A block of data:
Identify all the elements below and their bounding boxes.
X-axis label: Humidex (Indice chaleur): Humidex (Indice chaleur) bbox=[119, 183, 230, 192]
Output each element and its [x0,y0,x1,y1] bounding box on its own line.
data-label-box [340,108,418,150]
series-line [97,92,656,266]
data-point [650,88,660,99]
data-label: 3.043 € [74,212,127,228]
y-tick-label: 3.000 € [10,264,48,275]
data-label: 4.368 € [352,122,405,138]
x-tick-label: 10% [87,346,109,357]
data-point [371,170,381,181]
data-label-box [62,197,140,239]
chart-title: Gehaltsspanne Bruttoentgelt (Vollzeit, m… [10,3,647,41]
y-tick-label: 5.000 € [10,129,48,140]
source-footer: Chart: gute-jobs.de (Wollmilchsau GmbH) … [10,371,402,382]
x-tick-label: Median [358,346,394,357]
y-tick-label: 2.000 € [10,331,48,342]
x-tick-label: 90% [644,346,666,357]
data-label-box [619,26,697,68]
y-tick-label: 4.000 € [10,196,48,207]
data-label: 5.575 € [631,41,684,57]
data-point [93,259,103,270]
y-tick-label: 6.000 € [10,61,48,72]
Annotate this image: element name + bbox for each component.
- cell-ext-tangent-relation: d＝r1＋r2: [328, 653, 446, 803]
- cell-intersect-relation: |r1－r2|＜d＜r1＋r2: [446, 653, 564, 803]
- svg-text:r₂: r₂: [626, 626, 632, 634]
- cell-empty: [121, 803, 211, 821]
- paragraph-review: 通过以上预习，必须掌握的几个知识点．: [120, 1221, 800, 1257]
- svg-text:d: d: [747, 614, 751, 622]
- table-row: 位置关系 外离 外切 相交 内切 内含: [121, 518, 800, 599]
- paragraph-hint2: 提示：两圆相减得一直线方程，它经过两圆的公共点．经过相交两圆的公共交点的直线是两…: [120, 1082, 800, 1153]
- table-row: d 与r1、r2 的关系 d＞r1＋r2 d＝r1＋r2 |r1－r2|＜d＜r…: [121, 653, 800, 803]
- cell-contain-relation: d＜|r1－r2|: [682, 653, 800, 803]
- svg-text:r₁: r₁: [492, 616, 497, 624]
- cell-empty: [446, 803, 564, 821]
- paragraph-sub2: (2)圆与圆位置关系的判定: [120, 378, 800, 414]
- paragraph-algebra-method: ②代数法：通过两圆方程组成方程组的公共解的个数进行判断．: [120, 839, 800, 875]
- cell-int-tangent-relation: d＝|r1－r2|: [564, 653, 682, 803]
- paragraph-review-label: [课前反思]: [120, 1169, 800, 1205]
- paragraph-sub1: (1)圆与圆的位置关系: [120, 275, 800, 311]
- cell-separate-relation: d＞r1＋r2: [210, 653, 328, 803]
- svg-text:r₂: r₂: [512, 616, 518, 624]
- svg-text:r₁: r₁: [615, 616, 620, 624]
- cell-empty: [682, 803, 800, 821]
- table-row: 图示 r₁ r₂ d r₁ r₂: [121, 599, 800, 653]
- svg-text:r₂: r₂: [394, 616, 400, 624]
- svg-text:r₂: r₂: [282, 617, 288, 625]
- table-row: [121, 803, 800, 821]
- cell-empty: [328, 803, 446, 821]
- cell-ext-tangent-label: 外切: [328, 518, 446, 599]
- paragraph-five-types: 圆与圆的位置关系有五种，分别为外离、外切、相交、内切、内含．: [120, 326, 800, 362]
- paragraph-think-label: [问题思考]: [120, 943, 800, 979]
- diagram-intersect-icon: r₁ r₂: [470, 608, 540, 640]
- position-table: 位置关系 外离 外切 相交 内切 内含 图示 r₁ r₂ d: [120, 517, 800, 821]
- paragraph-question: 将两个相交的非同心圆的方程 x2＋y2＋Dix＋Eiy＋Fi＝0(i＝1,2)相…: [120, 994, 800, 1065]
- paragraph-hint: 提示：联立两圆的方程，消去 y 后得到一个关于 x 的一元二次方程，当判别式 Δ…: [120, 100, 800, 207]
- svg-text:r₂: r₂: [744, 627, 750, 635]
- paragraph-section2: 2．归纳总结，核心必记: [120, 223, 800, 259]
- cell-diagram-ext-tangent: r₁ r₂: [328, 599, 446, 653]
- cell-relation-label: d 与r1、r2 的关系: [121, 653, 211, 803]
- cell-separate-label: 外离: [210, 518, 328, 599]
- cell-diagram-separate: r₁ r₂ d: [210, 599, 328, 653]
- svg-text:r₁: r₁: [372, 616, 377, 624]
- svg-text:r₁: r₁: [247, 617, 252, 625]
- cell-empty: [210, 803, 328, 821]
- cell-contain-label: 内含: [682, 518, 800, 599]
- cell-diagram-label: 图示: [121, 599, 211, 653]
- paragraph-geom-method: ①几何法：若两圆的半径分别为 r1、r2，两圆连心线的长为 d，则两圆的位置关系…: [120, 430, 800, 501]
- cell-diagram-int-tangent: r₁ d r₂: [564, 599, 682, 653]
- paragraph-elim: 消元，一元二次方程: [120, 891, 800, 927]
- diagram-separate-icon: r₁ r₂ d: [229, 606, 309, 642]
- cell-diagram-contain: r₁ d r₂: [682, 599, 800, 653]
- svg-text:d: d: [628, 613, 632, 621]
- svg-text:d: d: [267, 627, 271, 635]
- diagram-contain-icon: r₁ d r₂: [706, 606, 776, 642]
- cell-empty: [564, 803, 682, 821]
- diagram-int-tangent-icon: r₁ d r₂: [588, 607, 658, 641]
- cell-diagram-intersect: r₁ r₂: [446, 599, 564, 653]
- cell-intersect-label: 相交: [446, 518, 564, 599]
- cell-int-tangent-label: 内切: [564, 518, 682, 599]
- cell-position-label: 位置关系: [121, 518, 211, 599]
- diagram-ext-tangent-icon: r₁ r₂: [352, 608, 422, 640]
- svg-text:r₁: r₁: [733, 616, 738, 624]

(What is needed) Give every line of the entries above as a JSON list of strings, one string per line, with blank lines omitted.

(Output)
[
  "Identify all the elements below and their bounding boxes.",
  "X-axis label: Humidex (Indice chaleur): Humidex (Indice chaleur) bbox=[119, 183, 230, 192]",
  "Output each element and its [x0,y0,x1,y1] bounding box on its own line.",
  "data-label-box [340,108,418,150]",
  "series-line [97,92,656,266]",
  "data-point [650,88,660,99]",
  "data-label: 3.043 € [74,212,127,228]",
  "y-tick-label: 3.000 € [10,264,48,275]",
  "data-label: 4.368 € [352,122,405,138]",
  "x-tick-label: 10% [87,346,109,357]",
  "data-point [371,170,381,181]",
  "data-label-box [62,197,140,239]",
  "chart-title: Gehaltsspanne Bruttoentgelt (Vollzeit, m… [10,3,647,41]",
  "y-tick-label: 5.000 € [10,129,48,140]",
  "source-footer: Chart: gute-jobs.de (Wollmilchsau GmbH) … [10,371,402,382]",
  "x-tick-label: Median [358,346,394,357]",
  "y-tick-label: 2.000 € [10,331,48,342]",
  "x-tick-label: 90% [644,346,666,357]",
  "data-label-box [619,26,697,68]",
  "y-tick-label: 4.000 € [10,196,48,207]",
  "data-label: 5.575 € [631,41,684,57]",
  "data-point [93,259,103,270]",
  "y-tick-label: 6.000 € [10,61,48,72]",
  "Annotate this image: element name + bbox for each component.",
  "- cell-ext-tangent-relation: d＝r1＋r2: [328, 653, 446, 803]",
  "- cell-intersect-relation: |r1－r2|＜d＜r1＋r2: [446, 653, 564, 803]",
  "- svg-text:r₂: r₂: [626, 626, 632, 634]",
  "- cell-empty: [121, 803, 211, 821]",
  "- paragraph-review: 通过以上预习，必须掌握的几个知识点．: [120, 1221, 800, 1257]",
  "- svg-text:d: d: [747, 614, 751, 622]",
  "- table-row: 位置关系 外离 外切 相交 内切 内含: [121, 518, 800, 599]",
  "- paragraph-hint2: 提示：两圆相减得一直线方程，它经过两圆的公共点．经过相交两圆的公共交点的直线是两…: [120, 1082, 800, 1153]",
  "- table-row: d 与r1、r2 的关系 d＞r1＋r2 d＝r1＋r2 |r1－r2|＜d＜r…: [121, 653, 800, 803]",
  "- cell-contain-relation: d＜|r1－r2|: [682, 653, 800, 803]",
  "- svg-text:r₁: r₁: [492, 616, 497, 624]",
  "- cell-empty: [446, 803, 564, 821]",
  "- paragraph-sub2: (2)圆与圆位置关系的判定: [120, 378, 800, 414]",
  "- paragraph-algebra-method: ②代数法：通过两圆方程组成方程组的公共解的个数进行判断．: [120, 839, 800, 875]",
  "- cell-int-tangent-relation: d＝|r1－r2|: [564, 653, 682, 803]",
  "- paragraph-review-label: [课前反思]: [120, 1169, 800, 1205]",
  "- paragraph-sub1: (1)圆与圆的位置关系: [120, 275, 800, 311]",
  "- cell-separate-relation: d＞r1＋r2: [210, 653, 328, 803]",
  "- svg-text:r₂: r₂: [512, 616, 518, 624]",
  "- svg-text:r₁: r₁: [615, 616, 620, 624]",
  "- cell-empty: [682, 803, 800, 821]",
  "- table-row: 图示 r₁ r₂ d r₁ r₂: [121, 599, 800, 653]",
  "- svg-text:r₂: r₂: [394, 616, 400, 624]",
  "- svg-text:r₂: r₂: [282, 617, 288, 625]",
  "- table-row: [121, 803, 800, 821]",
  "- cell-empty: [328, 803, 446, 821]",
  "- cell-ext-tangent-label: 外切: [328, 518, 446, 599]",
  "- paragraph-five-types: 圆与圆的位置关系有五种，分别为外离、外切、相交、内切、内含．: [120, 326, 800, 362]",
  "- paragraph-think-label: [问题思考]: [120, 943, 800, 979]",
  "- diagram-intersect-icon: r₁ r₂: [470, 608, 540, 640]",
  "- position-table: 位置关系 外离 外切 相交 内切 内含 图示 r₁ r₂ d: [120, 517, 800, 821]",
  "- paragraph-question: 将两个相交的非同心圆的方程 x2＋y2＋Dix＋Eiy＋Fi＝0(i＝1,2)相…: [120, 994, 800, 1065]",
  "- paragraph-hint: 提示：联立两圆的方程，消去 y 后得到一个关于 x 的一元二次方程，当判别式 Δ…: [120, 100, 800, 207]",
  "- svg-text:r₂: r₂: [744, 627, 750, 635]",
  "- paragraph-section2: 2．归纳总结，核心必记: [120, 223, 800, 259]",
  "- cell-diagram-ext-tangent: r₁ r₂: [328, 599, 446, 653]",
  "- cell-relation-label: d 与r1、r2 的关系: [121, 653, 211, 803]",
  "- cell-separate-label: 外离: [210, 518, 328, 599]",
  "- cell-diagram-separate: r₁ r₂ d: [210, 599, 328, 653]",
  "- svg-text:r₁: r₁: [372, 616, 377, 624]",
  "- svg-text:r₁: r₁: [247, 617, 252, 625]",
  "- cell-empty: [210, 803, 328, 821]",
  "- cell-contain-label: 内含: [682, 518, 800, 599]",
  "- cell-diagram-label: 图示: [121, 599, 211, 653]",
  "- paragraph-geom-method: ①几何法：若两圆的半径分别为 r1、r2，两圆连心线的长为 d，则两圆的位置关系…: [120, 430, 800, 501]",
  "- cell-diagram-int-tangent: r₁ d r₂: [564, 599, 682, 653]",
  "- paragraph-elim: 消元，一元二次方程: [120, 891, 800, 927]",
  "- diagram-separate-icon: r₁ r₂ d: [229, 606, 309, 642]",
  "- cell-diagram-contain: r₁ d r₂: [682, 599, 800, 653]",
  "- svg-text:d: d: [628, 613, 632, 621]",
  "- svg-text:d: d: [267, 627, 271, 635]",
  "- diagram-contain-icon: r₁ d r₂: [706, 606, 776, 642]",
  "- cell-empty: [564, 803, 682, 821]",
  "- diagram-int-tangent-icon: r₁ d r₂: [588, 607, 658, 641]",
  "- cell-diagram-intersect: r₁ r₂: [446, 599, 564, 653]",
  "- cell-intersect-label: 相交: [446, 518, 564, 599]",
  "- cell-int-tangent-label: 内切: [564, 518, 682, 599]",
  "- cell-position-label: 位置关系: [121, 518, 211, 599]",
  "- diagram-ext-tangent-icon: r₁ r₂: [352, 608, 422, 640]",
  "- svg-text:r₁: r₁: [733, 616, 738, 624]"
]